(Extracted data entries)
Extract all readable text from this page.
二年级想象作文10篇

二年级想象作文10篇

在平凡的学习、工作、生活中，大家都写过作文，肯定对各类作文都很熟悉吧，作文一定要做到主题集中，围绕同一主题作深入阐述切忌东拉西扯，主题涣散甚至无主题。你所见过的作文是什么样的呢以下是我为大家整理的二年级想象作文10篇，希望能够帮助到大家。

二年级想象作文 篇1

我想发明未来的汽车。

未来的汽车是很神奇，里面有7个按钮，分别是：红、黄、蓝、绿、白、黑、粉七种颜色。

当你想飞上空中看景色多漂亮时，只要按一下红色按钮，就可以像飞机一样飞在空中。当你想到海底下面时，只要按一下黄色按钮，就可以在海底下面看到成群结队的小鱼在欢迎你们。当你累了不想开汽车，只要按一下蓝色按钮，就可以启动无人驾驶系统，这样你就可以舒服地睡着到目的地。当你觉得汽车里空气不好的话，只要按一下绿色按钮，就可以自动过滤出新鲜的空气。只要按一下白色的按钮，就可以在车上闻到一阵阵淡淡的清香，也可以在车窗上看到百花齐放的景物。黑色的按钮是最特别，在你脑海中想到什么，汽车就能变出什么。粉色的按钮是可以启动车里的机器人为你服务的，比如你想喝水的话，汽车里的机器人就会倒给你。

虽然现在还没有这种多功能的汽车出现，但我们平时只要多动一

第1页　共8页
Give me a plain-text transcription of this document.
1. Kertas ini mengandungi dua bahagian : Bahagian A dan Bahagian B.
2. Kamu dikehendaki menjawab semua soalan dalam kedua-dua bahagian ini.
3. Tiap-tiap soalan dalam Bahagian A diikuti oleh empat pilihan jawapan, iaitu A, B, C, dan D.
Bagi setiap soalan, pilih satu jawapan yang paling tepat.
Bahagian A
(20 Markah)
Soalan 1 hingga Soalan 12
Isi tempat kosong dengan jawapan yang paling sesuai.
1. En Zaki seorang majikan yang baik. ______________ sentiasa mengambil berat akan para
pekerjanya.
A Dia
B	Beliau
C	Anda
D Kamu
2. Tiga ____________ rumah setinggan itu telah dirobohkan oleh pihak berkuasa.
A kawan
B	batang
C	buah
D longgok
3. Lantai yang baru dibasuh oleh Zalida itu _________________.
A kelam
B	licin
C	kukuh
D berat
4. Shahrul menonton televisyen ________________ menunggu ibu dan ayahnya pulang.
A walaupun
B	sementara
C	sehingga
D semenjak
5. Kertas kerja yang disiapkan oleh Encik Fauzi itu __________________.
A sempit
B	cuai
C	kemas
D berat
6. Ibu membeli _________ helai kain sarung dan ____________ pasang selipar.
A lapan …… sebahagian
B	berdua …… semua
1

» Work to be completed: Each record above should be restated word for word.

» Task solution:
Extract all readable text from this page.
二年级想象作文10篇

二年级想象作文10篇

在平凡的学习、工作、生活中，大家都写过作文，肯定对各类作文都很熟悉吧，作文一定要做到主题集中，围绕同一主题作深入阐述切忌东拉西扯，主题涣散甚至无主题。你所见过的作文是什么样的呢以下是我为大家整理的二年级想象作文10篇，希望能够帮助到大家。

二年级想象作文 篇1

我想发明未来的汽车。

未来的汽车是很神奇，里面有7个按钮，分别是：红、黄、蓝、绿、白、黑、粉七种颜色。

当你想飞上空中看景色多漂亮时，只要按一下红色按钮，就可以像飞机一样飞在空中。当你想到海底下面时，只要按一下黄色按钮，就可以在海底下面看到成群结队的小鱼在欢迎你们。当你累了不想开汽车，只要按一下蓝色按钮，就可以启动无人驾驶系统，这样你就可以舒服地睡着到目的地。当你觉得汽车里空气不好的话，只要按一下绿色按钮，就可以自动过滤出新鲜的空气。只要按一下白色的按钮，就可以在车上闻到一阵阵淡淡的清香，也可以在车窗上看到百花齐放的景物。黑色的按钮是最特别，在你脑海中想到什么，汽车就能变出什么。粉色的按钮是可以启动车里的机器人为你服务的，比如你想喝水的话，汽车里的机器人就会倒给你。

虽然现在还没有这种多功能的汽车出现，但我们平时只要多动一

第1页　共8页
Give me a plain-text transcription of this document.
1. Kertas ini mengandungi dua bahagian : Bahagian A dan Bahagian B.
2. Kamu dikehendaki menjawab semua soalan dalam kedua-dua bahagian ini.
3. Tiap-tiap soalan dalam Bahagian A diikuti oleh empat pilihan jawapan, iaitu A, B, C, dan D.
Bagi setiap soalan, pilih satu jawapan yang paling tepat.
Bahagian A
(20 Markah)
Soalan 1 hingga Soalan 12
Isi tempat kosong dengan jawapan yang paling sesuai.
1. En Zaki seorang majikan yang baik. ______________ sentiasa mengambil berat akan para
pekerjanya.
A Dia
B	Beliau
C	Anda
D Kamu
2. Tiga ____________ rumah setinggan itu telah dirobohkan oleh pihak berkuasa.
A kawan
B	batang
C	buah
D longgok
3. Lantai yang baru dibasuh oleh Zalida itu _________________.
A kelam
B	licin
C	kukuh
D berat
4. Shahrul menonton televisyen ________________ menunggu ibu dan ayahnya pulang.
A walaupun
B	sementara
C	sehingga
D semenjak
5. Kertas kerja yang disiapkan oleh Encik Fauzi itu __________________.
A sempit
B	cuai
C	kemas
D berat
6. Ibu membeli _________ helai kain sarung dan ____________ pasang selipar.
A lapan …… sebahagian
B	berdua …… semua
1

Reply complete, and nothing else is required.